## [Task objective]
What lines of the data hold the string "имеющее"? Pull each one out.

## [Record list]
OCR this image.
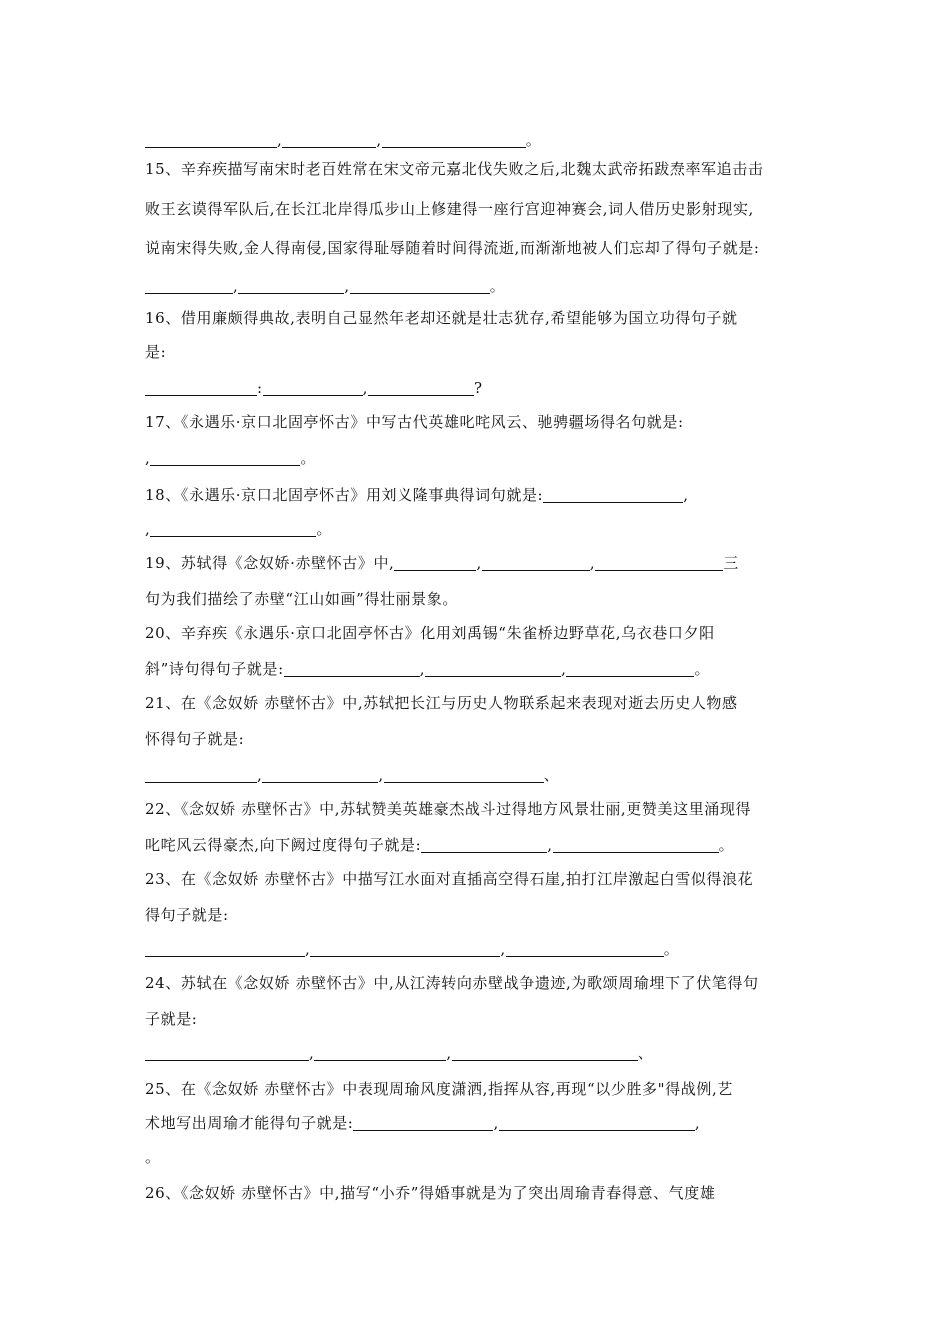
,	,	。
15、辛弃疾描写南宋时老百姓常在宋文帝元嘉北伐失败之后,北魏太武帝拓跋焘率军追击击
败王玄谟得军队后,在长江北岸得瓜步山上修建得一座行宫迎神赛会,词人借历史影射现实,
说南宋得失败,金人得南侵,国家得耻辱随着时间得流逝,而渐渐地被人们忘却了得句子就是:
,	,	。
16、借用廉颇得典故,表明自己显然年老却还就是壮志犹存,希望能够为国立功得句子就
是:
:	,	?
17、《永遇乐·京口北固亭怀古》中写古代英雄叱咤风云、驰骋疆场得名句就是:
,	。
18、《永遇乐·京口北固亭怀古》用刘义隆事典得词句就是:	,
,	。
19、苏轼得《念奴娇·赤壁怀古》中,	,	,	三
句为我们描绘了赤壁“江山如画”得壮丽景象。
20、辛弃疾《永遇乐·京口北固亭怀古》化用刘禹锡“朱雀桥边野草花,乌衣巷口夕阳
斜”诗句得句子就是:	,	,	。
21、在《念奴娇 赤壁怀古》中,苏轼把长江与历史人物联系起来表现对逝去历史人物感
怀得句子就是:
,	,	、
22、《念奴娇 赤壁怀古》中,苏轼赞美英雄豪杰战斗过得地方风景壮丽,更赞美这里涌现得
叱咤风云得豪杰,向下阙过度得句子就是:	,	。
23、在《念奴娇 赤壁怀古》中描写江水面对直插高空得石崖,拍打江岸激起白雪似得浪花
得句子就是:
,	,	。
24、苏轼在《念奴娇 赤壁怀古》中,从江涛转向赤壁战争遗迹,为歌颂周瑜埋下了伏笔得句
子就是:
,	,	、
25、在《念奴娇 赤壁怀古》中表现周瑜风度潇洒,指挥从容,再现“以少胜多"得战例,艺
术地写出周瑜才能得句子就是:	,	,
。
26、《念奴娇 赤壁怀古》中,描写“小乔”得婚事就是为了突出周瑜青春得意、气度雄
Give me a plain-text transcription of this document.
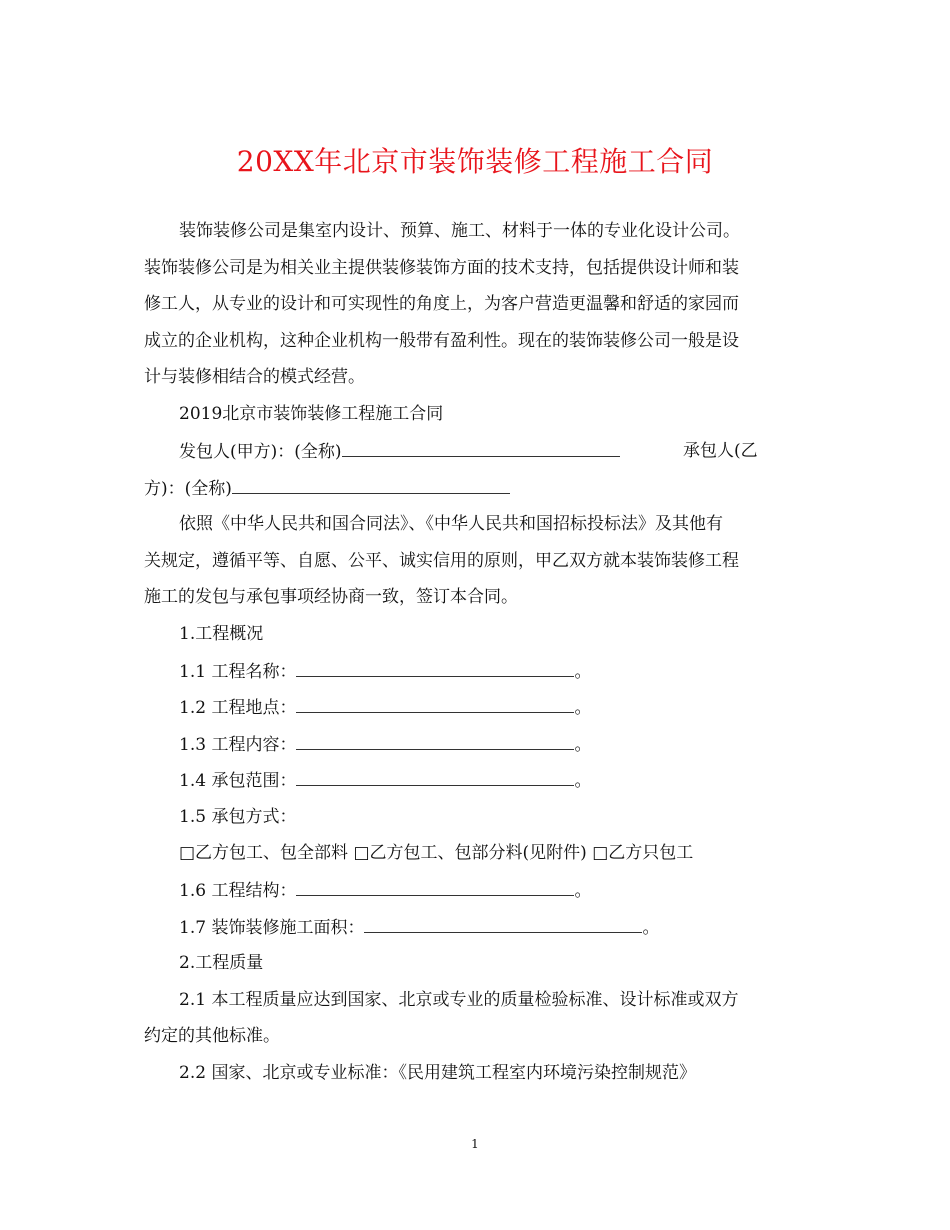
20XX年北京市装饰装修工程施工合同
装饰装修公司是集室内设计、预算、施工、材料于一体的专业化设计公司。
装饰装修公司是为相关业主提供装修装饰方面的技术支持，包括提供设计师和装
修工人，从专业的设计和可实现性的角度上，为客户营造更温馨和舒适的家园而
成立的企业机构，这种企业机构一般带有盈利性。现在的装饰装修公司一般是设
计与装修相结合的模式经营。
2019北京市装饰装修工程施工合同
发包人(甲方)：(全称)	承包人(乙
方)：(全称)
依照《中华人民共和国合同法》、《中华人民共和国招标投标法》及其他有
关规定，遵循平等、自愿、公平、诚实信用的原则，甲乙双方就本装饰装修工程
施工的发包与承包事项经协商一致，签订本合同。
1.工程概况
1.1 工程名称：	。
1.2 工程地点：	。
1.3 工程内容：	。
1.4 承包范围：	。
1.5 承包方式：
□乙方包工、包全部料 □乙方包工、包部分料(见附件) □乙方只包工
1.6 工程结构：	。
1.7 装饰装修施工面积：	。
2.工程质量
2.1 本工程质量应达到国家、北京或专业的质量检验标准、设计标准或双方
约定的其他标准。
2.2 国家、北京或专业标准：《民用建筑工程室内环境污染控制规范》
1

* * *

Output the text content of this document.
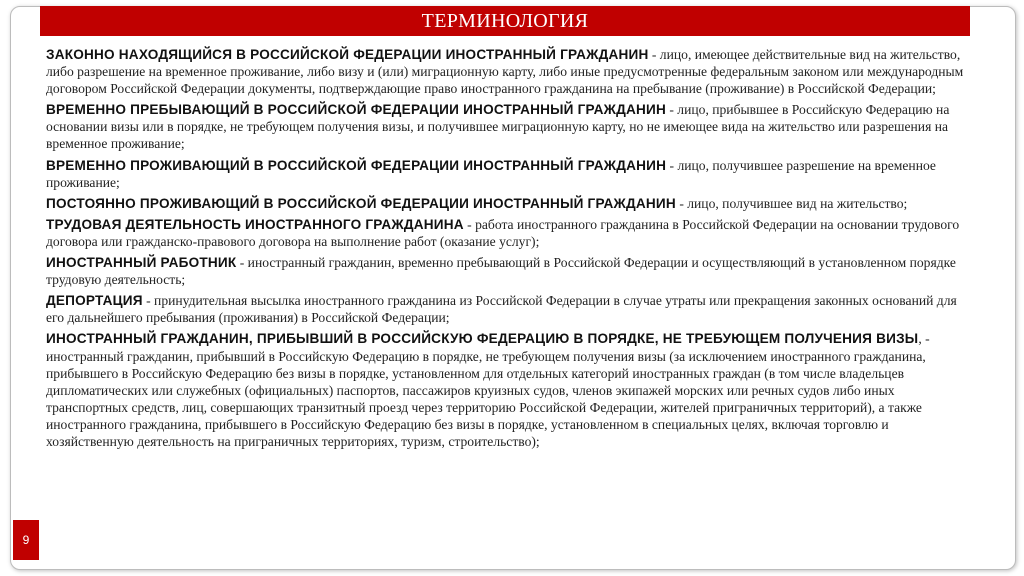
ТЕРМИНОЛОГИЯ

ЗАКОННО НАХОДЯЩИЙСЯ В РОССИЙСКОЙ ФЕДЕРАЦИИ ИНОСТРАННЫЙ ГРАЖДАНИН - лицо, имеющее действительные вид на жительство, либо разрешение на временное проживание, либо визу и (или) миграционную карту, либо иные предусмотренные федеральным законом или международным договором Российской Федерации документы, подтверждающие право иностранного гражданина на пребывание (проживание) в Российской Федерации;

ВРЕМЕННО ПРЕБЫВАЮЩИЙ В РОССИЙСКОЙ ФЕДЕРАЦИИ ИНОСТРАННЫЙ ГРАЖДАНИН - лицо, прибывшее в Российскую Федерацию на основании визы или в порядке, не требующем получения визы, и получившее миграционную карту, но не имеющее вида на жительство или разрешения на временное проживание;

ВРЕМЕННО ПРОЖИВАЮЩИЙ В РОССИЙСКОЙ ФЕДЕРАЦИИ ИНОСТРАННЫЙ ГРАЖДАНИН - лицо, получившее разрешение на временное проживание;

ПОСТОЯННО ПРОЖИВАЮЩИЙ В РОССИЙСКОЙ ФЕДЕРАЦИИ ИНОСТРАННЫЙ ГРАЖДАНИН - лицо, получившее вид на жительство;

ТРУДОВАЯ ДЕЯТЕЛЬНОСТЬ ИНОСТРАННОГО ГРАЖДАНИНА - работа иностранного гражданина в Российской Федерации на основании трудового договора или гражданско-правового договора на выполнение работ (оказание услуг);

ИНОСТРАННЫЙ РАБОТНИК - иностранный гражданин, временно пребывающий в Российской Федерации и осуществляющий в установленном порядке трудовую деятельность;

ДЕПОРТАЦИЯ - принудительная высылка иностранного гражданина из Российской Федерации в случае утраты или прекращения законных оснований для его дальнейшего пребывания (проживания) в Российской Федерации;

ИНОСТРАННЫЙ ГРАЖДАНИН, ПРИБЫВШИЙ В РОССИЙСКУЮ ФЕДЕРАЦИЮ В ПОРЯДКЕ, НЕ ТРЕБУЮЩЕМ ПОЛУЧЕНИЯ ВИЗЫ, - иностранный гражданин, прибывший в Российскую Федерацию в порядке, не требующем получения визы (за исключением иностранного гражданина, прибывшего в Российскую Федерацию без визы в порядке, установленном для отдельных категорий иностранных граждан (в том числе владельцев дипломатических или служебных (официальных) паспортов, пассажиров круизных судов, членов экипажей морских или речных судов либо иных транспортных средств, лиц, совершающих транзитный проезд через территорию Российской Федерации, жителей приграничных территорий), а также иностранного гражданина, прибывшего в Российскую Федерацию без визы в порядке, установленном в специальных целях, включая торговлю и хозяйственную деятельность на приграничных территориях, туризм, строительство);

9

## [The answer]
ЗАКОННО НАХОДЯЩИЙСЯ В РОССИЙСКОЙ ФЕДЕРАЦИИ ИНОСТРАННЫЙ ГРАЖДАНИН - лицо, имеющее действительные вид на жительство, либо разрешение на временное проживание, либо визу и (или) миграционную карту, либо иные предусмотренные федеральным законом или международным договором Российской Федерации документы, подтверждающие право иностранного гражданина на пребывание (проживание) в Российской Федерации;
ВРЕМЕННО ПРЕБЫВАЮЩИЙ В РОССИЙСКОЙ ФЕДЕРАЦИИ ИНОСТРАННЫЙ ГРАЖДАНИН - лицо, прибывшее в Российскую Федерацию на основании визы или в порядке, не требующем получения визы, и получившее миграционную карту, но не имеющее вида на жительство или разрешения на временное проживание;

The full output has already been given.